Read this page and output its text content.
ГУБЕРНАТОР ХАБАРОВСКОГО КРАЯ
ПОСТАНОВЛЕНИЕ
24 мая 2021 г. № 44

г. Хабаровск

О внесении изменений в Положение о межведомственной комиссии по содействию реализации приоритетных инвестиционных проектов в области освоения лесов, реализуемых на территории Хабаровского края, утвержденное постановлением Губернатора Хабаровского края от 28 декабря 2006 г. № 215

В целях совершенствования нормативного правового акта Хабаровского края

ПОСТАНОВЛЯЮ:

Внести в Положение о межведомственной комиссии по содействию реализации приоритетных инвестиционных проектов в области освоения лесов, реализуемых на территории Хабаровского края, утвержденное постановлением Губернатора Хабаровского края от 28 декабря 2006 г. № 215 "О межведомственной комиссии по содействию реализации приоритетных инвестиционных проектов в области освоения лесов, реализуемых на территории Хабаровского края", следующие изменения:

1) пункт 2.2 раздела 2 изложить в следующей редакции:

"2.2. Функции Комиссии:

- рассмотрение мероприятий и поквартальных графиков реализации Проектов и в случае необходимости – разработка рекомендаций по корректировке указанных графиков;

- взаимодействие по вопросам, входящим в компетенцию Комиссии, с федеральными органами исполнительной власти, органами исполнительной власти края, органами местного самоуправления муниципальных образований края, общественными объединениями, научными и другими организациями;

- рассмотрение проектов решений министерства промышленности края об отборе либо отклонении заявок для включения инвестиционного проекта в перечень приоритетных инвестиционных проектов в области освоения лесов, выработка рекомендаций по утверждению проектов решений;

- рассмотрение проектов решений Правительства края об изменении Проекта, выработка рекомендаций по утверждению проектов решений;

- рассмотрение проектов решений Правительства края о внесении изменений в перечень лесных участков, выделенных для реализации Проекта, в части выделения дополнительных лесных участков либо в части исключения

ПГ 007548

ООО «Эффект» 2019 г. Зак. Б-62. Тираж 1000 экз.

##############################

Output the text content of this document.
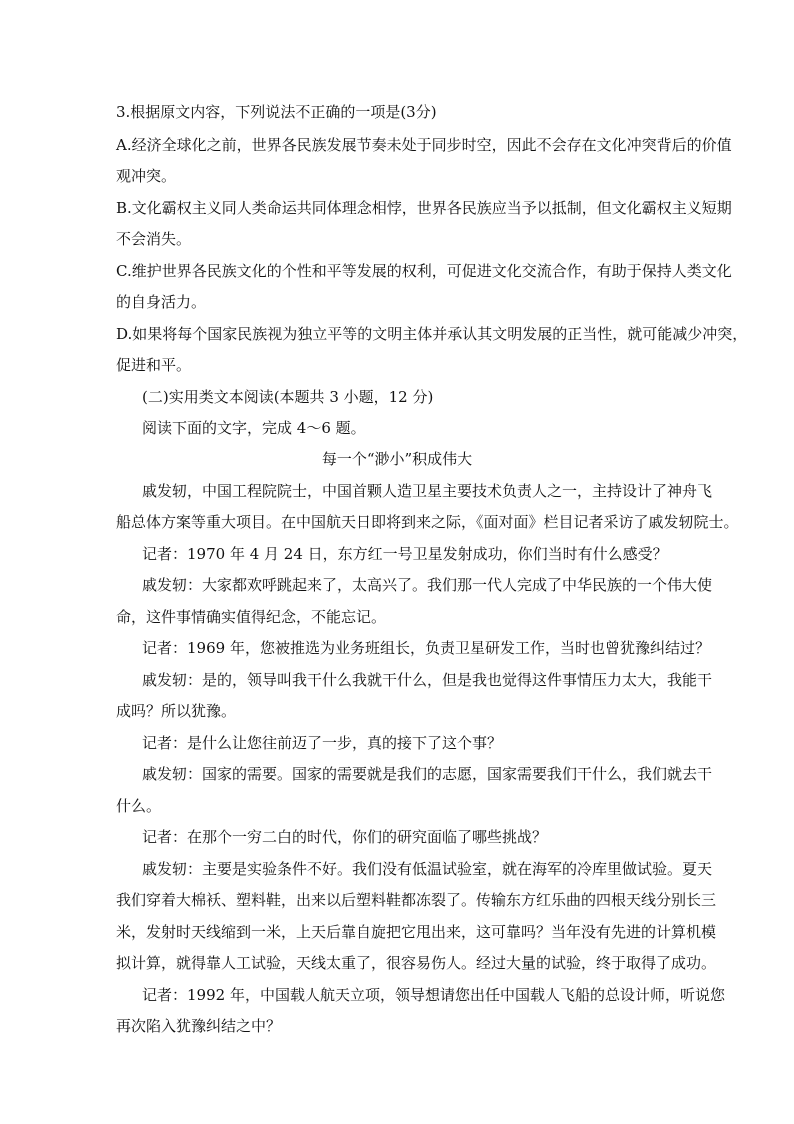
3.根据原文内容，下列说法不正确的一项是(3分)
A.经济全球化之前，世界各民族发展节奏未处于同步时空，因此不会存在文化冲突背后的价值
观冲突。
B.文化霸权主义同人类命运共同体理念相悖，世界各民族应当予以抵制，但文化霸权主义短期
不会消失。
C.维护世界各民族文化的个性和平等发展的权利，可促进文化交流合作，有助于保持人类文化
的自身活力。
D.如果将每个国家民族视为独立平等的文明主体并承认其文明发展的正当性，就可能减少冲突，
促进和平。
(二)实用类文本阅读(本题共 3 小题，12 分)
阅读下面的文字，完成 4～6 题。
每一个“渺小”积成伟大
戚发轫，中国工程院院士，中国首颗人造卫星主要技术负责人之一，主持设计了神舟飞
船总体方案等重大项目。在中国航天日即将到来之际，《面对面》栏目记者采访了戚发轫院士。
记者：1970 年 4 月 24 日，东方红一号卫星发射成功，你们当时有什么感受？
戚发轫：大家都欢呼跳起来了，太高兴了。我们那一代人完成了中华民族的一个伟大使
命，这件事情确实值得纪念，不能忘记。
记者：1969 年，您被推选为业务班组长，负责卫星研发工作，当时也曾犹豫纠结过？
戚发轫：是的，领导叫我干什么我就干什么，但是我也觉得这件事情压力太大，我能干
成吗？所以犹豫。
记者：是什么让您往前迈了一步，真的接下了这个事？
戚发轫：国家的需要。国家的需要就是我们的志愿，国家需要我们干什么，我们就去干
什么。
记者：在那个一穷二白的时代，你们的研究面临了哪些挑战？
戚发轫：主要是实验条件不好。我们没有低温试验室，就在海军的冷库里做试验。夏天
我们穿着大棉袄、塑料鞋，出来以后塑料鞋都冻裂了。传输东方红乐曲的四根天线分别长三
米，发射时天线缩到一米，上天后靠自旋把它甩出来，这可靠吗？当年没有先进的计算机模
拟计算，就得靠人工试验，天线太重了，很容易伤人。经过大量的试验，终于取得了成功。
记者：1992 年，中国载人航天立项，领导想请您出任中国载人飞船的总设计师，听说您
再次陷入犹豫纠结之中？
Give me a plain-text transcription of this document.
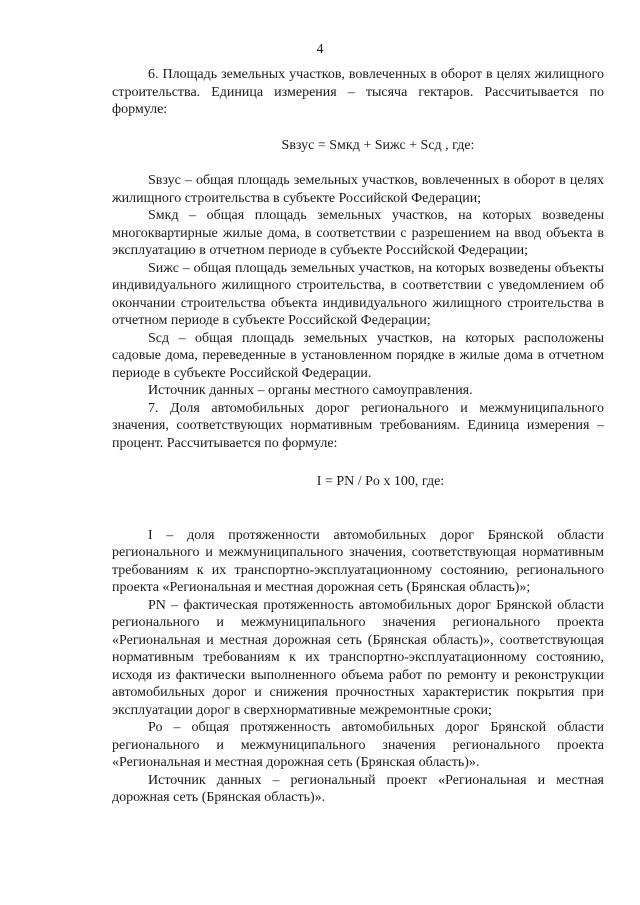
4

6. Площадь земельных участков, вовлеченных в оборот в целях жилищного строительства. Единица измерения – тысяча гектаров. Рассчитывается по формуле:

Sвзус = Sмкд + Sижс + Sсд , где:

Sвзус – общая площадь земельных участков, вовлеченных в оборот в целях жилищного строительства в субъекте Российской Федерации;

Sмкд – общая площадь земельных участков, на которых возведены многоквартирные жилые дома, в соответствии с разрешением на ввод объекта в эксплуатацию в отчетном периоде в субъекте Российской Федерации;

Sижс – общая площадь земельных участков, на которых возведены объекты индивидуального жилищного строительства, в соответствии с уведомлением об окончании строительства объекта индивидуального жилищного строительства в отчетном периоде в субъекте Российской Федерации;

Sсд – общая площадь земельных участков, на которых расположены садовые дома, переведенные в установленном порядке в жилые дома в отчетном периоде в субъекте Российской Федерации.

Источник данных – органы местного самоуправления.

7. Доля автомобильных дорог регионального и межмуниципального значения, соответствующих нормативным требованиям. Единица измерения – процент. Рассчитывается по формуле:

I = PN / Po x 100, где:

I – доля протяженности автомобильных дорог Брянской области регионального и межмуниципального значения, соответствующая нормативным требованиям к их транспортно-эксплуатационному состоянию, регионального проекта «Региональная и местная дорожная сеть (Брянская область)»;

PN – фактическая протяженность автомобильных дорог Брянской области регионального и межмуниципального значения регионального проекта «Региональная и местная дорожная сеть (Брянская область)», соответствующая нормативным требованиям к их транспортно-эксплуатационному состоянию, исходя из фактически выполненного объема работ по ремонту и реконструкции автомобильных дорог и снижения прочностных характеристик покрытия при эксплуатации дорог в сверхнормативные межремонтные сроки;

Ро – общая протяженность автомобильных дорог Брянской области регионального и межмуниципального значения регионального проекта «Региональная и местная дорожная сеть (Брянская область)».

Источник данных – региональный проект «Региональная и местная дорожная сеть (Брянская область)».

##############################

Lines containing the string "содействию" are to be selected and copied.

### COMPLETE OUTPUT
О внесении изменений в Положение о межведомственной комиссии по содействию реализации приоритетных инвестиционных проектов в области освоения лесов, реализуемых на территории Хабаровского края, утвержденное постановлением Губернатора Хабаровского края от 28 декабря 2006 г. № 215
Внести в Положение о межведомственной комиссии по содействию реализации приоритетных инвестиционных проектов в области освоения лесов, реализуемых на территории Хабаровского края, утвержденное постановлением Губернатора Хабаровского края от 28 декабря 2006 г. № 215 "О межведомственной комиссии по содействию реализации приоритетных инвестиционных проектов в области освоения лесов, реализуемых на территории Хабаровского края", следующие изменения:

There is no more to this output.